(Figure record extracts)

## BEGIN

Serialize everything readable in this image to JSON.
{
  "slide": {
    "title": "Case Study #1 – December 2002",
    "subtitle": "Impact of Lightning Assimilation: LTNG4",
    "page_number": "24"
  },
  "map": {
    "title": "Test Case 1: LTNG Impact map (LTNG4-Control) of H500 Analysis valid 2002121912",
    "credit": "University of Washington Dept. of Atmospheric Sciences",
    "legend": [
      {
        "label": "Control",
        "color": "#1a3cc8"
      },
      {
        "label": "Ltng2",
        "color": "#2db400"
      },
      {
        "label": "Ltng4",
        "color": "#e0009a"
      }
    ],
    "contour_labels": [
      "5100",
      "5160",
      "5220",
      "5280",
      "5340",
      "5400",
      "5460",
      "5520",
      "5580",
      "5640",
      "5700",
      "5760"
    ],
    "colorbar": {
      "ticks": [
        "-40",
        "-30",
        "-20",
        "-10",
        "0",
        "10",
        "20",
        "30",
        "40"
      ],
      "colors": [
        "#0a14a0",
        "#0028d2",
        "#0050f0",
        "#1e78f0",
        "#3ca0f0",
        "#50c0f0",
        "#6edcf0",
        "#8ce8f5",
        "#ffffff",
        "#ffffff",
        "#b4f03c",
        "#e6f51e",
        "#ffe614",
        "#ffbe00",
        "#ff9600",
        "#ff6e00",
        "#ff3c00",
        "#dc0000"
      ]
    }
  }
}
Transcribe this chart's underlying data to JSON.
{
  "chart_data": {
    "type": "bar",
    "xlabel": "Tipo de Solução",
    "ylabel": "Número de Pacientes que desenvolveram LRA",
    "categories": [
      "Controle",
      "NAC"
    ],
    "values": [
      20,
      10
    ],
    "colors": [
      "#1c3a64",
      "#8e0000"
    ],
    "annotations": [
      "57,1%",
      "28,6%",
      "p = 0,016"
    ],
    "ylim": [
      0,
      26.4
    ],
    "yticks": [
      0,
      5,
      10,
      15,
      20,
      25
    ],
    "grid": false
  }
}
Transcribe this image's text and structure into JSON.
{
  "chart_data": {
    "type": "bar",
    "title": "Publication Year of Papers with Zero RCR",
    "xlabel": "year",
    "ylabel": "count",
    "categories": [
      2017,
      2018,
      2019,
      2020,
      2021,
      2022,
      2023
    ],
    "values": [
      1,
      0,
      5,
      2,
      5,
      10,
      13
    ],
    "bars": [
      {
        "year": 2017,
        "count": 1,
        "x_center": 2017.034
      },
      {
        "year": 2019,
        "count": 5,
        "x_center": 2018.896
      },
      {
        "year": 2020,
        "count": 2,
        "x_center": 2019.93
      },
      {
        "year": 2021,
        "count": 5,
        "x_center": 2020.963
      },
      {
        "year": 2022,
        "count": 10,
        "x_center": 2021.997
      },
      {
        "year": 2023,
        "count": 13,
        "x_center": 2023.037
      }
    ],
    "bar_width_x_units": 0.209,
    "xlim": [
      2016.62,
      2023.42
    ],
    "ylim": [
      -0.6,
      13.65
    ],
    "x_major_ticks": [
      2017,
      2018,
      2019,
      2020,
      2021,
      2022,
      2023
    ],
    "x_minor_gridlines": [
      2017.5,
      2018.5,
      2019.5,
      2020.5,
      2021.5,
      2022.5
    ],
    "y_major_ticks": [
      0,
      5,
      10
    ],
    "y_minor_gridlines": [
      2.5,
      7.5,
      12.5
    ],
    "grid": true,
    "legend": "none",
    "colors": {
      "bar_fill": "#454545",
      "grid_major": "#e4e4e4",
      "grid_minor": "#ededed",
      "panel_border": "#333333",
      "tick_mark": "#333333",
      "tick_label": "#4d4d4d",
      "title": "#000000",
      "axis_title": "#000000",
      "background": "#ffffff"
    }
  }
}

## END

Report only the number of lines in the listing that contain the word "image".

2